= The data =
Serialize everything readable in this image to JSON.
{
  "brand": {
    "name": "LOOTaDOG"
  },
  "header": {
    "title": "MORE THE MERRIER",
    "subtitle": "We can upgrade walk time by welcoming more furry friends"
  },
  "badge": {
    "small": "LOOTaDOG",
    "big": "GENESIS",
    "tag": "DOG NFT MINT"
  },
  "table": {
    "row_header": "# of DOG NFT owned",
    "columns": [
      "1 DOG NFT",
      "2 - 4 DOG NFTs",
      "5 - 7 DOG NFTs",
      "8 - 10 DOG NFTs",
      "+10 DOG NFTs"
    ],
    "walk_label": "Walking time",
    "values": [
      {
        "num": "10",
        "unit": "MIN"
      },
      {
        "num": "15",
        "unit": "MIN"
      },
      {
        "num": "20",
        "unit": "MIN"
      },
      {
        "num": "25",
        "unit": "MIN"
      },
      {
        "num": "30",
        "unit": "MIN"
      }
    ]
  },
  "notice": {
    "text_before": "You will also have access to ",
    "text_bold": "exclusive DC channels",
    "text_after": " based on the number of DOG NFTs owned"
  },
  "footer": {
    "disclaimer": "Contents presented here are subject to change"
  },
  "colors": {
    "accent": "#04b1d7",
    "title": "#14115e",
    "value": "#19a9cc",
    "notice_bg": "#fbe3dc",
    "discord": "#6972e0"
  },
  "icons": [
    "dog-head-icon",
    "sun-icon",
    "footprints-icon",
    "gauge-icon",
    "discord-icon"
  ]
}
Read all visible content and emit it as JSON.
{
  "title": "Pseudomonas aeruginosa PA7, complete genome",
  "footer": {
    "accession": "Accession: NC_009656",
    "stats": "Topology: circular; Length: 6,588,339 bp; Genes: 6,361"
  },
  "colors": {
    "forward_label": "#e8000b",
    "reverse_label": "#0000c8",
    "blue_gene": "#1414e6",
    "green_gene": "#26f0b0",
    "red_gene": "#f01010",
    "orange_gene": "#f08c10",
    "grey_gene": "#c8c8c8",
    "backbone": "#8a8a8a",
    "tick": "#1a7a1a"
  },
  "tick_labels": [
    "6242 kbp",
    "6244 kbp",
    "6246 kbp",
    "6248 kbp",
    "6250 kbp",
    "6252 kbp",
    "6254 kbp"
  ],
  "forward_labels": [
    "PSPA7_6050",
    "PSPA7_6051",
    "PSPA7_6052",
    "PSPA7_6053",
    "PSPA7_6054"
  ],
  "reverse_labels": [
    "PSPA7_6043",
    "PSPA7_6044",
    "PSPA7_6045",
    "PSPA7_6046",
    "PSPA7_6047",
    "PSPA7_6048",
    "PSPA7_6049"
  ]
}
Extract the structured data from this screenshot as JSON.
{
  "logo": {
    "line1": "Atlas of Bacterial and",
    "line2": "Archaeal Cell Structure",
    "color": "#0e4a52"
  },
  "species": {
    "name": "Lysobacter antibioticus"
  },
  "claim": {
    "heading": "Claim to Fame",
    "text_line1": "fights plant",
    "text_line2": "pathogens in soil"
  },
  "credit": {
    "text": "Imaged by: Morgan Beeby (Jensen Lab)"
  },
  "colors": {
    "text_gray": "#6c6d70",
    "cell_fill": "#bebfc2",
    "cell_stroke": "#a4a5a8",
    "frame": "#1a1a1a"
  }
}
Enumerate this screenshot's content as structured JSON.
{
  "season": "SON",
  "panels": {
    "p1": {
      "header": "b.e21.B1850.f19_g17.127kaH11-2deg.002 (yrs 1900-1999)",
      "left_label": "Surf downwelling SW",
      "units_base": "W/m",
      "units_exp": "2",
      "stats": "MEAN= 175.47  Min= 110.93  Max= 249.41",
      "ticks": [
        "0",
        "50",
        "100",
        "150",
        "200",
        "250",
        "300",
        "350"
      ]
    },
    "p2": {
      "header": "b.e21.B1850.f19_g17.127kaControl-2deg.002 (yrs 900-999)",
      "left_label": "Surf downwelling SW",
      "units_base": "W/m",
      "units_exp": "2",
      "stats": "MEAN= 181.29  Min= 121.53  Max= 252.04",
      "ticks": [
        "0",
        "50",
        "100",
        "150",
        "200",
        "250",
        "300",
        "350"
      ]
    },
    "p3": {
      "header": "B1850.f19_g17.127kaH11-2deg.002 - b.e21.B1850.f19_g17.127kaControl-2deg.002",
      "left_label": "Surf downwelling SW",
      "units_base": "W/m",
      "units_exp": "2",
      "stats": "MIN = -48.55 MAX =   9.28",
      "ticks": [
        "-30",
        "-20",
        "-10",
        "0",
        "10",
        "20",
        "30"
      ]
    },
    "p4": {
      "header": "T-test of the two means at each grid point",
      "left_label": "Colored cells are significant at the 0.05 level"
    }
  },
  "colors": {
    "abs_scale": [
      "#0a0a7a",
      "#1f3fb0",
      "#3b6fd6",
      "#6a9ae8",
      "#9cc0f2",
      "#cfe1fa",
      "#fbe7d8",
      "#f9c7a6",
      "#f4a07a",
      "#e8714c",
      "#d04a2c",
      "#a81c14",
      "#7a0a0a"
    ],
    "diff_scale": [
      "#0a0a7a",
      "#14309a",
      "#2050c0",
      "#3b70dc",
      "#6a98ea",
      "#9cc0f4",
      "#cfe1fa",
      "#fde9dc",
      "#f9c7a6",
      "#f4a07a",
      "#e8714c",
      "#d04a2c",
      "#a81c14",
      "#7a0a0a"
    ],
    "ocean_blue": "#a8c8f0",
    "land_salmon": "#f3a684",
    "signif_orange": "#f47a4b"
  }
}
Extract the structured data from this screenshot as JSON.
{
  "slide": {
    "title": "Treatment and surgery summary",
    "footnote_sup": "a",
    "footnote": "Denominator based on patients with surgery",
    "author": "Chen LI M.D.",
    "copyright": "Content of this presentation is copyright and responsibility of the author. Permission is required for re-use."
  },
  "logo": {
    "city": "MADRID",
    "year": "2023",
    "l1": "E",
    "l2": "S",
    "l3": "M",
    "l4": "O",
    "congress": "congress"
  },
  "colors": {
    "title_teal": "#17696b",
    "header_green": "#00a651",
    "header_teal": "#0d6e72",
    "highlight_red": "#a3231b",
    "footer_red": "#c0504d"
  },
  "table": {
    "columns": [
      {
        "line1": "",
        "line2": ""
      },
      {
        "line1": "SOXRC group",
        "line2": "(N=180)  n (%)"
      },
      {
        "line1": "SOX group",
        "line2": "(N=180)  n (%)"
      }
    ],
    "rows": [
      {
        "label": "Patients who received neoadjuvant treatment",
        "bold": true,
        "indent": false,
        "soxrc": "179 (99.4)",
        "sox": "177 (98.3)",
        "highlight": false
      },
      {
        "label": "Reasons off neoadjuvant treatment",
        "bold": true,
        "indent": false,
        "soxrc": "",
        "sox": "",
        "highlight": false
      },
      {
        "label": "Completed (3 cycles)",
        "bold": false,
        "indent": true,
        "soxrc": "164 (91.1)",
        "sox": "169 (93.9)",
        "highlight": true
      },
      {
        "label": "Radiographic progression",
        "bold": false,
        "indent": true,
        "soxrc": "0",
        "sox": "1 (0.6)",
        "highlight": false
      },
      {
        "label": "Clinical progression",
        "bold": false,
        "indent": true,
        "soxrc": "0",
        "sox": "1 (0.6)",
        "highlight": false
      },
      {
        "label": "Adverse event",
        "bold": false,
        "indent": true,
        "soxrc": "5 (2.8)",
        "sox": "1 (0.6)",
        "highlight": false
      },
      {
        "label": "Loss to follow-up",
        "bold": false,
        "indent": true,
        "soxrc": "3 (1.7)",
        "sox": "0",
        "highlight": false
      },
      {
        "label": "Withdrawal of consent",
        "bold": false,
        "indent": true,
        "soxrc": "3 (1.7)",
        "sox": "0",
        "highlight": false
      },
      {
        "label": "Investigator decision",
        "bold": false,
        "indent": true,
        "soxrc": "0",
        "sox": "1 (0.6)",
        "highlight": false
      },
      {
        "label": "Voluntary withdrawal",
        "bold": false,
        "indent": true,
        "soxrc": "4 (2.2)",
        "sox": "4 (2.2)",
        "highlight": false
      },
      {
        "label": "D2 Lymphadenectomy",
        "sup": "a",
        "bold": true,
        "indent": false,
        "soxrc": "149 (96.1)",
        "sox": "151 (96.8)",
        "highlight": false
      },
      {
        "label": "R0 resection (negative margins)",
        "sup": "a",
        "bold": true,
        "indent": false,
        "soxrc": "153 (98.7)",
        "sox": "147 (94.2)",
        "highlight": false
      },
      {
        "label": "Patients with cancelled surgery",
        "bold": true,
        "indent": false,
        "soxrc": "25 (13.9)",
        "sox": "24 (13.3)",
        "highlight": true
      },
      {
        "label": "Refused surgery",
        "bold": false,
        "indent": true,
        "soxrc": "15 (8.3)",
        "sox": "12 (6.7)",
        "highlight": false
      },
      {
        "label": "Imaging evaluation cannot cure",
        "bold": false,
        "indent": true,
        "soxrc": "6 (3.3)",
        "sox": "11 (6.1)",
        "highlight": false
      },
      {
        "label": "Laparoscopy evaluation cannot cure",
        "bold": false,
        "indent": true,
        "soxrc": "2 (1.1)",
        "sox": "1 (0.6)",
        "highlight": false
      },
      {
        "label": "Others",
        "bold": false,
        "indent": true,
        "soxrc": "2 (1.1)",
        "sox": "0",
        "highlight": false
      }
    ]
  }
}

= Action item =
List, from the entries above, every line in which the word "based" shows up.

= Response to this exercise =
    "text_after": " based on the number of DOG NFTs owned"
    "footnote": "Denominator based on patients with surgery",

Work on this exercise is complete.